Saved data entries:
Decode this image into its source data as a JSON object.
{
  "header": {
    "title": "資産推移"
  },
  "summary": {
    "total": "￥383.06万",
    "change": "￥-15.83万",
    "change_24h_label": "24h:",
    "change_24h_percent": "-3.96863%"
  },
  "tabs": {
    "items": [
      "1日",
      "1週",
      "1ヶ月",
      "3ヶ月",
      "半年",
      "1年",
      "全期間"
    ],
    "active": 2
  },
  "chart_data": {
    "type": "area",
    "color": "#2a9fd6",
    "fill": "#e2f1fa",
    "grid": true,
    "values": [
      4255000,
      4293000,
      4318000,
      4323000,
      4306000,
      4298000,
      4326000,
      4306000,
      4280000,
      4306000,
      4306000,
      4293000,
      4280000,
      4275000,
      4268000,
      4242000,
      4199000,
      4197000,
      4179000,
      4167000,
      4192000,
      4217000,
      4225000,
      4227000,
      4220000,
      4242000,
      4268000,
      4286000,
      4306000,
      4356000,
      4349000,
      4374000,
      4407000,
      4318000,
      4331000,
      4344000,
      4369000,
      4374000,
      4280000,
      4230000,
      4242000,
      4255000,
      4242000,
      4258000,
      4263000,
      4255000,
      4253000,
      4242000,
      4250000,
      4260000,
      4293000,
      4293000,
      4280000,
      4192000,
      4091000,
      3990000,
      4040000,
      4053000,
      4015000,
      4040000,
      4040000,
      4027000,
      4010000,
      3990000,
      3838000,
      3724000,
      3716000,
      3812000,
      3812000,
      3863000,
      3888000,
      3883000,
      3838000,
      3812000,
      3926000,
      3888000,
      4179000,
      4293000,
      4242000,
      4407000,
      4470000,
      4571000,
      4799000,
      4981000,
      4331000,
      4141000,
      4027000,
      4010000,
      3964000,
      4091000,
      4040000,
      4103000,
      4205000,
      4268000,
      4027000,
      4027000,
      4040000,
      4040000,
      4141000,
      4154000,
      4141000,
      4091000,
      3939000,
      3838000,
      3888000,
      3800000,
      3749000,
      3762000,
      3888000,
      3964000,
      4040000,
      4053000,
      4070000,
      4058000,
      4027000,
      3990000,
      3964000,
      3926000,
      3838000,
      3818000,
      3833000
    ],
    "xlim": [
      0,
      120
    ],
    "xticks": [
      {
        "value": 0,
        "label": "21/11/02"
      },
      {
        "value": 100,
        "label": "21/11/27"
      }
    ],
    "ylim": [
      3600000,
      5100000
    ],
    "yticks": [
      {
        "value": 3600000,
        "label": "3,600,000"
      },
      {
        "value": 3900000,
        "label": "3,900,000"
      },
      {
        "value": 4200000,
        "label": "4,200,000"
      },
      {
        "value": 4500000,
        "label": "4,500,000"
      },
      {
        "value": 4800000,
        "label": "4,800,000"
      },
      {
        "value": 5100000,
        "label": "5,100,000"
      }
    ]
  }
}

==

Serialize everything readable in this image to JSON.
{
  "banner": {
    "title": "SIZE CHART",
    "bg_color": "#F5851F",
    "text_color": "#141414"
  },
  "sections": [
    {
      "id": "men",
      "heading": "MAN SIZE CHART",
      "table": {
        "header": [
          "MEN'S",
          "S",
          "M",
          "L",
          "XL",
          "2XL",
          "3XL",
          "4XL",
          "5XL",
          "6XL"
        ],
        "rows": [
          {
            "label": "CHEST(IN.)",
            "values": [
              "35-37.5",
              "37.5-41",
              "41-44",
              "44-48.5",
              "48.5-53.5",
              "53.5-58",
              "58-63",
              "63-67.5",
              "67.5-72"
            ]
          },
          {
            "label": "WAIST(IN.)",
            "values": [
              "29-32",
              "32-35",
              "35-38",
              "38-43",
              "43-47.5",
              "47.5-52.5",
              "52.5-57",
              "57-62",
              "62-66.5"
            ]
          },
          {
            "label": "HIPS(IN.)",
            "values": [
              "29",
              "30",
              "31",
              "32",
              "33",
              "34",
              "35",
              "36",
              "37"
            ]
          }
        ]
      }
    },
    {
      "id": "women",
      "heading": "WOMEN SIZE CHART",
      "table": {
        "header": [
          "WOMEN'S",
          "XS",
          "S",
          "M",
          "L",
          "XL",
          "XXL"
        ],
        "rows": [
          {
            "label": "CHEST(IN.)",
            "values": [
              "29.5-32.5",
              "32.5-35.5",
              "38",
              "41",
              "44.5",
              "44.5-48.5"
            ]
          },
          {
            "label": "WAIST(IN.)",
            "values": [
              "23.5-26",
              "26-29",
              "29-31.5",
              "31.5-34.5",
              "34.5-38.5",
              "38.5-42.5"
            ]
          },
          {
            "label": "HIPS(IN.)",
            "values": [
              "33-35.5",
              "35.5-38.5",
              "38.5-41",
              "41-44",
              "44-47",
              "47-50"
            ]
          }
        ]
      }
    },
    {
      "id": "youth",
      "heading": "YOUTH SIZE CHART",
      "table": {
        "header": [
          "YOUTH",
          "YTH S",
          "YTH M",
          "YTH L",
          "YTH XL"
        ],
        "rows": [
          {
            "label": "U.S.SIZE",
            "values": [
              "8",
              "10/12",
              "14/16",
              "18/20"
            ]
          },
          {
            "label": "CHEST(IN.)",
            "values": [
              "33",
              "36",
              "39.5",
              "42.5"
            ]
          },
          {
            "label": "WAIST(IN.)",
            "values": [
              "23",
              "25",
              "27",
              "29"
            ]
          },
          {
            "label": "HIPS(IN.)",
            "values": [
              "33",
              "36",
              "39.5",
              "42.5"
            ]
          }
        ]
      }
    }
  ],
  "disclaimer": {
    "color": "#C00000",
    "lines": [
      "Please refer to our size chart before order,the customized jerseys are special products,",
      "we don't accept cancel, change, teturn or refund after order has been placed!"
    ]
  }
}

...

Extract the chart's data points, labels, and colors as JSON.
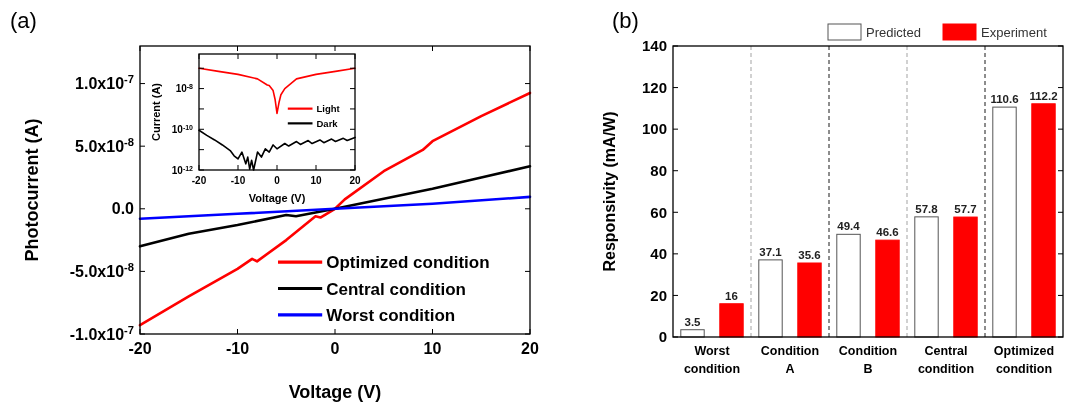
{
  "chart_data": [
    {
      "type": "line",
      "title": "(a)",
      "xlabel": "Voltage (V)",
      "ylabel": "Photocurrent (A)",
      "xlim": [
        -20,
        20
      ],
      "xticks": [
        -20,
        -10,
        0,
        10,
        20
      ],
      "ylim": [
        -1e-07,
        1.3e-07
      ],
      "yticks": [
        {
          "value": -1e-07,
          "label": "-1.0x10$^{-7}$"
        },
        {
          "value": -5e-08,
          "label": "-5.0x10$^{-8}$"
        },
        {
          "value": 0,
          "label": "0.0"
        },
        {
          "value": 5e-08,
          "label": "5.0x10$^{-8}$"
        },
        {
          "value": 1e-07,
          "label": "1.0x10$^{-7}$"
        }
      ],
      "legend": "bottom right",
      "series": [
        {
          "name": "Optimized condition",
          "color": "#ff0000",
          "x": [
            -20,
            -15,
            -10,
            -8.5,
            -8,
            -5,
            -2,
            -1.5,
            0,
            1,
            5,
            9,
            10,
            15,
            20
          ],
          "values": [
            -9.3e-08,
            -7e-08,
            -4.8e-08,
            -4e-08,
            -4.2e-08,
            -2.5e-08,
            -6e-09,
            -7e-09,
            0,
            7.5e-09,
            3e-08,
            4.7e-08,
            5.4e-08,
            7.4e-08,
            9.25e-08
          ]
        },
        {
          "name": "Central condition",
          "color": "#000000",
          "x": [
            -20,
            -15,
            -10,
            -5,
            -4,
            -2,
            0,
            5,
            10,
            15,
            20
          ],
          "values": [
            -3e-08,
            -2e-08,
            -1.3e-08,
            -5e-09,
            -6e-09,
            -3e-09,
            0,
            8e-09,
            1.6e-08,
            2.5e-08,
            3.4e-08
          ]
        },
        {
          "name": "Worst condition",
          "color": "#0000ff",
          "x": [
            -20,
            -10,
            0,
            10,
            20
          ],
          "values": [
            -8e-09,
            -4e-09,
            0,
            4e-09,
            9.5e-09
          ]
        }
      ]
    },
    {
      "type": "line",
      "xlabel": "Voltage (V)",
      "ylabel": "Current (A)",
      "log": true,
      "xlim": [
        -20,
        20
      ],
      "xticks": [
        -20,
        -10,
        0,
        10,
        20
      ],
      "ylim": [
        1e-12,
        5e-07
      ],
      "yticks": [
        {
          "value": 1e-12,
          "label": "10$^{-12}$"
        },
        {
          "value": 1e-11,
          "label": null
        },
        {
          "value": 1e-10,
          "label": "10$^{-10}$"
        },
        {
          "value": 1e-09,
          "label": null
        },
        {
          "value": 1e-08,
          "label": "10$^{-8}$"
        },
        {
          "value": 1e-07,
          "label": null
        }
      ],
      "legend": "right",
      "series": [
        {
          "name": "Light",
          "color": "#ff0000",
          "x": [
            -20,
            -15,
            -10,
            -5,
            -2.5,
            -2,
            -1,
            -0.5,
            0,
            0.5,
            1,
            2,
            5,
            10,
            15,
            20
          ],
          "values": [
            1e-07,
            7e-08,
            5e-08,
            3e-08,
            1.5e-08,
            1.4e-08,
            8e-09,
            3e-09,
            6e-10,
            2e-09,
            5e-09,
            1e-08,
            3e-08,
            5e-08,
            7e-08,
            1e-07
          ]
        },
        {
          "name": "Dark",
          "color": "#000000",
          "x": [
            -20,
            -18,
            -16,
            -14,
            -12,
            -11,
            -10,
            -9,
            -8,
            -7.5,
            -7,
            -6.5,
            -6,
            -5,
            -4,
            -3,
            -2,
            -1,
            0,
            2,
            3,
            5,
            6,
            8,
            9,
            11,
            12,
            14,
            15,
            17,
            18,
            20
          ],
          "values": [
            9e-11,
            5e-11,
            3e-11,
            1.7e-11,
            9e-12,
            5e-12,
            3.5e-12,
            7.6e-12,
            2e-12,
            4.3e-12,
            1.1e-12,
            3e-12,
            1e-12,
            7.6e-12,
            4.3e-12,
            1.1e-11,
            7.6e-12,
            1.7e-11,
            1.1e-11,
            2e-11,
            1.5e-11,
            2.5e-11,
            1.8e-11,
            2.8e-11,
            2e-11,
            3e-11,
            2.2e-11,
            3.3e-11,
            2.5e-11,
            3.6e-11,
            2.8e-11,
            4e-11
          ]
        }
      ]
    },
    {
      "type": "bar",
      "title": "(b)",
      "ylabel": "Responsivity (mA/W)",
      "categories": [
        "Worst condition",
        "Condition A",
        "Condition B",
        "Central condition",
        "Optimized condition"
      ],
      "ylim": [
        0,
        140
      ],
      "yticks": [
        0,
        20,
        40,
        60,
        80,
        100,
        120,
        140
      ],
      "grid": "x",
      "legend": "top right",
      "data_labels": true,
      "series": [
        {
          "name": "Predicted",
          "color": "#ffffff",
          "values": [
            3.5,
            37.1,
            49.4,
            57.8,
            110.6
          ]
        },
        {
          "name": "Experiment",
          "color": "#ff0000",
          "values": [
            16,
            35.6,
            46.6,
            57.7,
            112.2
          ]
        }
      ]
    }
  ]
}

# TASK OBJECTIVE:
From the listing above, pick out every line containing "JSON".

# TASK SOLUTION:
Decode this image into its source data as a JSON object.
Serialize everything readable in this image to JSON.
Extract the chart's data points, labels, and colors as JSON.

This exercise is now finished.